◆ **Exercise prompt**:
Separate out the lines that hold "Recovery".
++++ Data provided
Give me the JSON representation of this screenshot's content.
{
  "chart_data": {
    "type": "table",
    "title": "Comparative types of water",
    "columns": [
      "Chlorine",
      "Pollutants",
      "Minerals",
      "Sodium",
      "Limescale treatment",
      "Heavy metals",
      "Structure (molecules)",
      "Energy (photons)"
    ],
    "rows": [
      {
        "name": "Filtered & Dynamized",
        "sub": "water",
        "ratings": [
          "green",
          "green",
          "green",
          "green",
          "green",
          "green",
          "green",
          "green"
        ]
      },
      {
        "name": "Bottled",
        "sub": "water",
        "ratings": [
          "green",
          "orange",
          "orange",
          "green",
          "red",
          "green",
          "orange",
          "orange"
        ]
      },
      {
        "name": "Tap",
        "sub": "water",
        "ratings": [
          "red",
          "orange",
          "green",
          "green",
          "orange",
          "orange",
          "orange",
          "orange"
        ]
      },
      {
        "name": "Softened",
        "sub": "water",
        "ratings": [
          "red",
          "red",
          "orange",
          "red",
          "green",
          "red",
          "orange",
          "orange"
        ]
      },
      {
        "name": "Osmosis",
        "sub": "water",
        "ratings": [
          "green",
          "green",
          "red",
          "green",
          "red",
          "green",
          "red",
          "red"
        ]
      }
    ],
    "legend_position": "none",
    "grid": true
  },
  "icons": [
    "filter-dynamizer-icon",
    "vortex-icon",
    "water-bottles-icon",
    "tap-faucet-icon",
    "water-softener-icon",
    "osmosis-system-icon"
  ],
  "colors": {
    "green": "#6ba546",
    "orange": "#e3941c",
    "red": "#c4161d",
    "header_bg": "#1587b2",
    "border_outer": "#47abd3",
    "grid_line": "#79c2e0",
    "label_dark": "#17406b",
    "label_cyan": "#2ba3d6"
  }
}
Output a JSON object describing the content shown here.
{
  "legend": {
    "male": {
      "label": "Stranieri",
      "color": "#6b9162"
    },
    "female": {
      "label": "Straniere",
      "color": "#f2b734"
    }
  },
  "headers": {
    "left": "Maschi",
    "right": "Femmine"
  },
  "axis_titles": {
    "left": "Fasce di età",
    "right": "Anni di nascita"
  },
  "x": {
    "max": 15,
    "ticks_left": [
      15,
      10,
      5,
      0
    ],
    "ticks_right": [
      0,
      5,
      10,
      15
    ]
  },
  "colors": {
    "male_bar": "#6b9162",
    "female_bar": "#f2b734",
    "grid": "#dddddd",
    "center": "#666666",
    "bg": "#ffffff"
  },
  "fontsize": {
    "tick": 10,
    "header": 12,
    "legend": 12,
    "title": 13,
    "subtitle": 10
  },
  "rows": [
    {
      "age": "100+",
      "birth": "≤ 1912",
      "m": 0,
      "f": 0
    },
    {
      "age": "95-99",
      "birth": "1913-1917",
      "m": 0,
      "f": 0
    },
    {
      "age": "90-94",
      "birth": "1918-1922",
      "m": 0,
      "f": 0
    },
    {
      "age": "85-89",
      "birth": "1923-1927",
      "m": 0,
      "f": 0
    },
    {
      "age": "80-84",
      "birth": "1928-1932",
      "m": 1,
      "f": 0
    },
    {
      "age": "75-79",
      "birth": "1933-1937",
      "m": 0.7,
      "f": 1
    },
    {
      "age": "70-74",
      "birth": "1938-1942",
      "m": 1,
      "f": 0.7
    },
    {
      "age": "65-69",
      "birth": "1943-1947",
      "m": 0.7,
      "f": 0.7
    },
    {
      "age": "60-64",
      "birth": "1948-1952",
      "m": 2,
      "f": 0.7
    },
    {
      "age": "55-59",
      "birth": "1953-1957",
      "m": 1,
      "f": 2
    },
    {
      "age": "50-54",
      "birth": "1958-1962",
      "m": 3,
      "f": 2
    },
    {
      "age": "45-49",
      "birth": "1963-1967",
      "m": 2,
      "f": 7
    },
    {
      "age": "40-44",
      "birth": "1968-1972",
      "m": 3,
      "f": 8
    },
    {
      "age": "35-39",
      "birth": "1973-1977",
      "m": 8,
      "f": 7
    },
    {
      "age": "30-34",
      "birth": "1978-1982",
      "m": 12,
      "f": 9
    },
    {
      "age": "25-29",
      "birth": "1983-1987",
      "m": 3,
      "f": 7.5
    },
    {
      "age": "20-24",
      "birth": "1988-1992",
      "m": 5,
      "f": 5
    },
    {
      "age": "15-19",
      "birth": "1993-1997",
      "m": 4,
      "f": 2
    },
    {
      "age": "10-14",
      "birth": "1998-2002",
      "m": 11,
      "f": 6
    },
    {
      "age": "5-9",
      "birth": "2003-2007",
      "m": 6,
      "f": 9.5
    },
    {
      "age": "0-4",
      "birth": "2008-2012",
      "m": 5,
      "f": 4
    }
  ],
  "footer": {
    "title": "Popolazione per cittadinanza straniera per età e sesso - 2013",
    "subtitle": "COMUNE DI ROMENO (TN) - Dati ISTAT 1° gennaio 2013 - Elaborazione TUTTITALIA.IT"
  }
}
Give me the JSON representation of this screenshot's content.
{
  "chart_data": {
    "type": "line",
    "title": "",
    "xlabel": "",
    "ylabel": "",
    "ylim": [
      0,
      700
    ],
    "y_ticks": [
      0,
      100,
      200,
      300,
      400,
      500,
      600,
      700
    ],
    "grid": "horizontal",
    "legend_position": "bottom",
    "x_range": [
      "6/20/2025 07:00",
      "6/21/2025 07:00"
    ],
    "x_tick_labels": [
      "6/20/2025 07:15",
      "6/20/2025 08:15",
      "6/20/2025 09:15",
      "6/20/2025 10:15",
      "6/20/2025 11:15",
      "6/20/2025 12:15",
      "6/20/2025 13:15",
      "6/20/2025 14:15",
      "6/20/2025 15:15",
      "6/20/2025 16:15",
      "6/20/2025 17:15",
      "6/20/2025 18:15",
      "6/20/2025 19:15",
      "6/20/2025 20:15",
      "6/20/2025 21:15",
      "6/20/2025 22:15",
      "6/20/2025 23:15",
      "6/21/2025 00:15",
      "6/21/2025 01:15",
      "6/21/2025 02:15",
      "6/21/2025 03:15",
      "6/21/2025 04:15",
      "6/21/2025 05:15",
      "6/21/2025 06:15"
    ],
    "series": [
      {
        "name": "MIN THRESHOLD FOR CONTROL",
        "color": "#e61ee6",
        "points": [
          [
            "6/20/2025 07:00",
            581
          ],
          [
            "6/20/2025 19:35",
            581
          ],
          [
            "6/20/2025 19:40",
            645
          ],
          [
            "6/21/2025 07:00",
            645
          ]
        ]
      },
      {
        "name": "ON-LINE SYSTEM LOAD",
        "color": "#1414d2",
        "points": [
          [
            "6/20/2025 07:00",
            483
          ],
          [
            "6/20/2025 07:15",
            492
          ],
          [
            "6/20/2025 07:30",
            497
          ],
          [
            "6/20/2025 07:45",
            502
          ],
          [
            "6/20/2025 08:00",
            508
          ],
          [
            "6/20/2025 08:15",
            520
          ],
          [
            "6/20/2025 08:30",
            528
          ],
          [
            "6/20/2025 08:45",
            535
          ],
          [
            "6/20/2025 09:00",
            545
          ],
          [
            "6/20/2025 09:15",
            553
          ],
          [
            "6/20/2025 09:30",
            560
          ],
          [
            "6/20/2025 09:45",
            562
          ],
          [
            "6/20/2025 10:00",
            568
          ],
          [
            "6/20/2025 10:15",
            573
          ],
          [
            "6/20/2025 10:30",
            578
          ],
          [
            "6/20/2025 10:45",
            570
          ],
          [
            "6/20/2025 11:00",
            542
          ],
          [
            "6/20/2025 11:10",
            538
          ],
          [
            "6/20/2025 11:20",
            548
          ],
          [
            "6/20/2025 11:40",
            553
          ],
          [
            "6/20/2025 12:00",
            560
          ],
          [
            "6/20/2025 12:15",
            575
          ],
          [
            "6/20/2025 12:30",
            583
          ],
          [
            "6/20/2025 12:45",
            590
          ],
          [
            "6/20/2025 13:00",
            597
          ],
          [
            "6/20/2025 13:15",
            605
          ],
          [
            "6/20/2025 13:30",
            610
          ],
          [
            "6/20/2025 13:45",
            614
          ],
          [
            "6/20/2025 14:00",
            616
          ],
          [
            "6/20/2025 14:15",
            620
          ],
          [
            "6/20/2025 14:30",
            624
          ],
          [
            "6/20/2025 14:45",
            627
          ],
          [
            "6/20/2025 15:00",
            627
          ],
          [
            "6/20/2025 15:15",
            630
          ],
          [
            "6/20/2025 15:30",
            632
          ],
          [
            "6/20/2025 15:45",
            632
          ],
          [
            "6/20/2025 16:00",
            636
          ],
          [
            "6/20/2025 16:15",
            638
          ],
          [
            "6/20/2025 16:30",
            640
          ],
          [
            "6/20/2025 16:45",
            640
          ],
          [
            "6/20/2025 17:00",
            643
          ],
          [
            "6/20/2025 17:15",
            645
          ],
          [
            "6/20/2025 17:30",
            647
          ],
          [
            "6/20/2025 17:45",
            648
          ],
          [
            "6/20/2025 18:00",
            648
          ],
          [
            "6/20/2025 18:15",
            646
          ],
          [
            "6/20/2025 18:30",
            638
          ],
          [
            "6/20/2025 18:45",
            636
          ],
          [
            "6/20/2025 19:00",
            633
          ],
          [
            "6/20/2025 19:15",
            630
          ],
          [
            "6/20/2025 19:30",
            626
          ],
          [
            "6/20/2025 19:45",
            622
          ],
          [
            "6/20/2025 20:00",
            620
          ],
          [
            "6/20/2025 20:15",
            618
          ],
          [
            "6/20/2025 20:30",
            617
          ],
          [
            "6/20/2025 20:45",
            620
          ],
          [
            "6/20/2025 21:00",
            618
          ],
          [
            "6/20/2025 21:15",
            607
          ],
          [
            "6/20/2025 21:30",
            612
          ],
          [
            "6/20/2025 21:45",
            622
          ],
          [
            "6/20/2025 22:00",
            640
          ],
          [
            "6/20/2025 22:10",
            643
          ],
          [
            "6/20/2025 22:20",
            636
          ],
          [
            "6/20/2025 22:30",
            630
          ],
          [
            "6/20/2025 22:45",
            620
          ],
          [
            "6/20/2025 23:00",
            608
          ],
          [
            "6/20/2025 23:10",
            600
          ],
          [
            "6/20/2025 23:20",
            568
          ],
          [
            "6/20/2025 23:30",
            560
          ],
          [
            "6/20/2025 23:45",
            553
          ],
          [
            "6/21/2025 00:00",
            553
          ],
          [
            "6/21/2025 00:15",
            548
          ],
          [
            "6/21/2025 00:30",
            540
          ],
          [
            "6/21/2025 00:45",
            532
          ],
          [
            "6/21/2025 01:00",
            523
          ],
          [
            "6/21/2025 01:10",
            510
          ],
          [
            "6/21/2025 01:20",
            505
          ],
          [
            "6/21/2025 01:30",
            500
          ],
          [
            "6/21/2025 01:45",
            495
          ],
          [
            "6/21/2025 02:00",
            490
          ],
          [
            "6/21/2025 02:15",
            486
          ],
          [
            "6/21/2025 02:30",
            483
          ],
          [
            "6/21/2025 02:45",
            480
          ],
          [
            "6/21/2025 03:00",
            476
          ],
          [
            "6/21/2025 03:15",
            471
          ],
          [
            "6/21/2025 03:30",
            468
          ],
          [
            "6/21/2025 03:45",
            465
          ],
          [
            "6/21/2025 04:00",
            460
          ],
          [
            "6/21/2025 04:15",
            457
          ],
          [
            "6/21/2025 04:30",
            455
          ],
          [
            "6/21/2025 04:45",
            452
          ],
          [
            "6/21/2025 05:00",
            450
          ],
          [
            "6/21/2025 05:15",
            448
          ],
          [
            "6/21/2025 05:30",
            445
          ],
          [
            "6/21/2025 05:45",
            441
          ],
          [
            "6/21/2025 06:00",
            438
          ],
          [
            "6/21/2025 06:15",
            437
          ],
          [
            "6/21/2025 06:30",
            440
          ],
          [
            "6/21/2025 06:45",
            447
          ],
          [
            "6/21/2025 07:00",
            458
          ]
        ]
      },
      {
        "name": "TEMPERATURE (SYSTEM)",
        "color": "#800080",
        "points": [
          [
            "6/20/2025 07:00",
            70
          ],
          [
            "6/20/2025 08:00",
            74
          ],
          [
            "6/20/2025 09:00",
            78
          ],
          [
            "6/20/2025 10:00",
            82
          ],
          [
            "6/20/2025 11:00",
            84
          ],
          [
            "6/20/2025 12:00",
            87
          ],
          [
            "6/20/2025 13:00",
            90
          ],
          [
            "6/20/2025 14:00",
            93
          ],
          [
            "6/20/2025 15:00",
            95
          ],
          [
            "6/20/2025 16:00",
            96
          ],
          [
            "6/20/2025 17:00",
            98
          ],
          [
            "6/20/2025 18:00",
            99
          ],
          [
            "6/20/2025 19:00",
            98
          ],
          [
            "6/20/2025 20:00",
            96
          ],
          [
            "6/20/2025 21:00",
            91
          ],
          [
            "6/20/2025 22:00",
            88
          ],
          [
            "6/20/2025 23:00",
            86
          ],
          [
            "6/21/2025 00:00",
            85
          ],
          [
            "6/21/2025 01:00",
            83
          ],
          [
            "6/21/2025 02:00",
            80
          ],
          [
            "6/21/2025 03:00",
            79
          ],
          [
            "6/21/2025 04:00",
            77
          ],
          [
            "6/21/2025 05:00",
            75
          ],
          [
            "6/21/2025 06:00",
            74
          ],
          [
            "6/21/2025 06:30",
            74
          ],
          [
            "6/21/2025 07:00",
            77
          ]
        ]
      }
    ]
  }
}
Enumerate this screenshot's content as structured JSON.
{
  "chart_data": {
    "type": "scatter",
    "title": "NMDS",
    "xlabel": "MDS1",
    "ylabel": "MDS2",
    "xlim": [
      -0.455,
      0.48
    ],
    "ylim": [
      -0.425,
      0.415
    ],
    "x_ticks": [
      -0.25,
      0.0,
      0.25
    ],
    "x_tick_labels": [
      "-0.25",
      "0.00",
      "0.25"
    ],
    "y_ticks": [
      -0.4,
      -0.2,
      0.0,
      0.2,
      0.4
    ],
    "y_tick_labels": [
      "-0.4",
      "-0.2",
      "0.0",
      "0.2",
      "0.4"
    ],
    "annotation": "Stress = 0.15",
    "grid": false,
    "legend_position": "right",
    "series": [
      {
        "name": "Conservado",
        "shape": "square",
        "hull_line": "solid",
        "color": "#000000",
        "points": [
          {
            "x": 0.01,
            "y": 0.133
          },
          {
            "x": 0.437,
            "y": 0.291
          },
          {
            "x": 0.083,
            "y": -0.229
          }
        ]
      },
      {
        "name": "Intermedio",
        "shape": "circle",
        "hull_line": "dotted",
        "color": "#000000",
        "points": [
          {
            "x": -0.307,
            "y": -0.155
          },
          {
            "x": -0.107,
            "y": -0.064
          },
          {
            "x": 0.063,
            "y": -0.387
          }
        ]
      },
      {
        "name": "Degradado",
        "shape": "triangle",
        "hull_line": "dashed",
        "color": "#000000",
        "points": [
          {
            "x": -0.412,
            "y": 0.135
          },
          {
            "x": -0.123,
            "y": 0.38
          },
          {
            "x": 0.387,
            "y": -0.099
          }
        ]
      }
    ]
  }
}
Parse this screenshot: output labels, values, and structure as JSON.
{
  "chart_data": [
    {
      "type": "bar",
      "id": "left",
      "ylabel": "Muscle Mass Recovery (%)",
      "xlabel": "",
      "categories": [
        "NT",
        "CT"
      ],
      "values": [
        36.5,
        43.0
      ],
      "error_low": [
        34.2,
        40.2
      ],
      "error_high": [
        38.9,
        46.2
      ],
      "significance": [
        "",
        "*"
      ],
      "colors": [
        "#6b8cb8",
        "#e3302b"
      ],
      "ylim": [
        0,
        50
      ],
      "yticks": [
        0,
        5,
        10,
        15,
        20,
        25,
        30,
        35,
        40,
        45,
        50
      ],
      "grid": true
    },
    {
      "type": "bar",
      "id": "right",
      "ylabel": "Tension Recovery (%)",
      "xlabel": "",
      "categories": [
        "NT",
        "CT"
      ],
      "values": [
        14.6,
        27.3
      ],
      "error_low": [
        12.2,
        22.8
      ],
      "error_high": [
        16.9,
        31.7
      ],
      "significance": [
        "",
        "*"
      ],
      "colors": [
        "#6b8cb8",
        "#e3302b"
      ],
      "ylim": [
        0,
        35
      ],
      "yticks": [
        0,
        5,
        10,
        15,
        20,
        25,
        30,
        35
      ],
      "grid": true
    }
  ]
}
++++++++
◆ **Output**:
      "ylabel": "Muscle Mass Recovery (%)",
      "ylabel": "Tension Recovery (%)",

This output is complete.